Exercise description. Please count the lines in the data below that contain the string "Still", where case matters. Reply with the number only.

Dataset extract.

START

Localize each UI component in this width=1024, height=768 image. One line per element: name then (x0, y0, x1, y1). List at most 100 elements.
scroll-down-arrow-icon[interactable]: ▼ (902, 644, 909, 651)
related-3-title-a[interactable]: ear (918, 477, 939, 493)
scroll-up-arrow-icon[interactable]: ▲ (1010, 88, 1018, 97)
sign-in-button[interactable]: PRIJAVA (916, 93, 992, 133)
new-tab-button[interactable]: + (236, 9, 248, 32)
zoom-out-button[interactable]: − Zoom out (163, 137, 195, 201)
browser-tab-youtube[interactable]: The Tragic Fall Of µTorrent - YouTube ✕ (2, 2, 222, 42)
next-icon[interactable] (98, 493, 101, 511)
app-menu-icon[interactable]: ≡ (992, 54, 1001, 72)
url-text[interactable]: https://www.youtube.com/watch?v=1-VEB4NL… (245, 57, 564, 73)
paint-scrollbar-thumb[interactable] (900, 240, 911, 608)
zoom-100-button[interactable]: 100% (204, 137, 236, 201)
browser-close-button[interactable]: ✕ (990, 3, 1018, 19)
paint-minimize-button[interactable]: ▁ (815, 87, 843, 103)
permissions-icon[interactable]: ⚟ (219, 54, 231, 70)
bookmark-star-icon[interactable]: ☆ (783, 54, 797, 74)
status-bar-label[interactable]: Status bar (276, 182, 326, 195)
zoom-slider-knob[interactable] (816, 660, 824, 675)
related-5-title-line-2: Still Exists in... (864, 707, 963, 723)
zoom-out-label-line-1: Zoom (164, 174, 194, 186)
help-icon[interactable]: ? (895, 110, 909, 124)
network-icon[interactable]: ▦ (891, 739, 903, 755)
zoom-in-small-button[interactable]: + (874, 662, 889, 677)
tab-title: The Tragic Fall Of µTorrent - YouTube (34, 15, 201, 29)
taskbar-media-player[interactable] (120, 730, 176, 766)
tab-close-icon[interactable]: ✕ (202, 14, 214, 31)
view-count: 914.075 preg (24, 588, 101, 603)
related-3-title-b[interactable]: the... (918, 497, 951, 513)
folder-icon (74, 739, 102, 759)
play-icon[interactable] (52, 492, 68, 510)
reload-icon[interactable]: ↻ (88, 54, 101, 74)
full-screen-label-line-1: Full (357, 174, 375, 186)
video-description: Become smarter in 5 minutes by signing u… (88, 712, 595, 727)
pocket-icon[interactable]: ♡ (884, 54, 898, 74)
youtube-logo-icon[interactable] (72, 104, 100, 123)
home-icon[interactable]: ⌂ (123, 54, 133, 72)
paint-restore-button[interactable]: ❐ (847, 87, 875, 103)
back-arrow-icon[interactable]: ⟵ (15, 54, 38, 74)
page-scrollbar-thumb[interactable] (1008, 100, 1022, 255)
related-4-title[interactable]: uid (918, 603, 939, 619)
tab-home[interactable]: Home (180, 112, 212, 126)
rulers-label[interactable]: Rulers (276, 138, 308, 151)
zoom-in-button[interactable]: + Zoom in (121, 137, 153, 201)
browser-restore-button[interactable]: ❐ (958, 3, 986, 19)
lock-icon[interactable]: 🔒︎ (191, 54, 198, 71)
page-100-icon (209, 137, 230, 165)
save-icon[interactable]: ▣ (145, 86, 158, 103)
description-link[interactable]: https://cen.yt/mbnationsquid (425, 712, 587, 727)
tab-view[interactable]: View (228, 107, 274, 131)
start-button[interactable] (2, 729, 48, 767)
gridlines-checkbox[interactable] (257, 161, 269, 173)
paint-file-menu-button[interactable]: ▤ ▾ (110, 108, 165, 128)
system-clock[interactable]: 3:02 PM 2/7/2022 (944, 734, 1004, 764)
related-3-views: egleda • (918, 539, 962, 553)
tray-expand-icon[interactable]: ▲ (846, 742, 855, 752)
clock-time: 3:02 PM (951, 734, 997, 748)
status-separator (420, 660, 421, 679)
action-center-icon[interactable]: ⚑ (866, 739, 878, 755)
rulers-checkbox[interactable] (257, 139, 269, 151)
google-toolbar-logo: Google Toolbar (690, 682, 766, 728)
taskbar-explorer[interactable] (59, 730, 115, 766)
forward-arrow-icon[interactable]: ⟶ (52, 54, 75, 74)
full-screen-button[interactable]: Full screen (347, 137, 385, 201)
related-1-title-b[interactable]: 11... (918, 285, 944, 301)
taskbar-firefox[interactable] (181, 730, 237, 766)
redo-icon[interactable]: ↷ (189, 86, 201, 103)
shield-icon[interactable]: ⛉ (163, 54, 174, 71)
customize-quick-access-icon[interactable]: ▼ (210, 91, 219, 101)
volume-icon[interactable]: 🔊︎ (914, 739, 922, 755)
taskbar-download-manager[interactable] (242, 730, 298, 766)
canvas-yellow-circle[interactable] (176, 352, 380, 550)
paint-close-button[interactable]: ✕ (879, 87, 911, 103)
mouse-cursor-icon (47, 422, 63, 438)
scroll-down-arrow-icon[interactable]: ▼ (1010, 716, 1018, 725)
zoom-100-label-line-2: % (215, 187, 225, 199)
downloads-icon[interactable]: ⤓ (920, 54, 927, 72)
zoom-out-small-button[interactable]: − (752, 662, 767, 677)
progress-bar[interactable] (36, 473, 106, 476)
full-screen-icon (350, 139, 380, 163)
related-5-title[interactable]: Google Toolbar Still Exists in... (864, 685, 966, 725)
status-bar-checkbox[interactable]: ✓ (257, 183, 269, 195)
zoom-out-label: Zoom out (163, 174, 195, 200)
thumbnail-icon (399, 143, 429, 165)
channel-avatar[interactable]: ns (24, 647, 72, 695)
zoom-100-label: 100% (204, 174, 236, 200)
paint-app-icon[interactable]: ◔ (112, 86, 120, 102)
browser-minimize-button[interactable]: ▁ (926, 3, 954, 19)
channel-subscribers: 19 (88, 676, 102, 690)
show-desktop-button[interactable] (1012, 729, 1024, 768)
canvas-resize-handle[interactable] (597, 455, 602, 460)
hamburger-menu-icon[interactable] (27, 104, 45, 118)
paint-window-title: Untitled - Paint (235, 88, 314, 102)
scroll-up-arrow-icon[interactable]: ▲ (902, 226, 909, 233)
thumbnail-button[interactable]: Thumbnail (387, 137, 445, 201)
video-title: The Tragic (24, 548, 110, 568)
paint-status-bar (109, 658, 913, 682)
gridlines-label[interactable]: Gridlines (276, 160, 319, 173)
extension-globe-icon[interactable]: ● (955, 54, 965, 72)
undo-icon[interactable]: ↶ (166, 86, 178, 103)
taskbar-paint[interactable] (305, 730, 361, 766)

END
START

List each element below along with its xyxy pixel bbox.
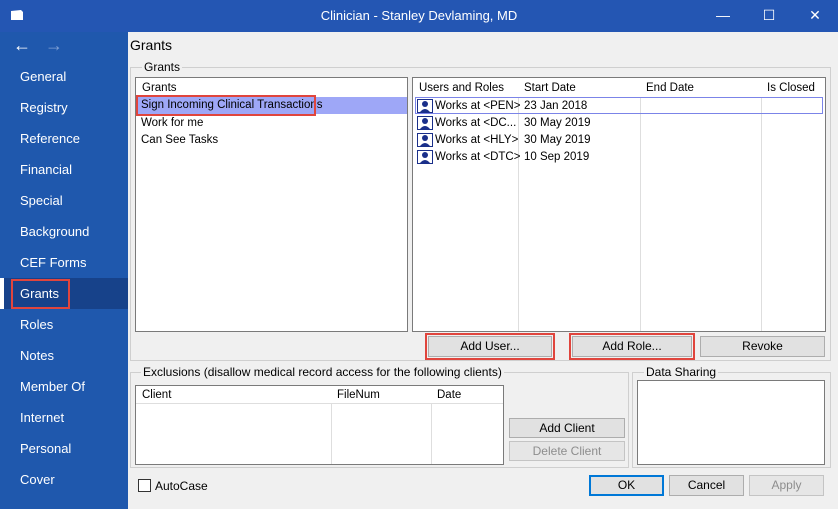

END

In response. 2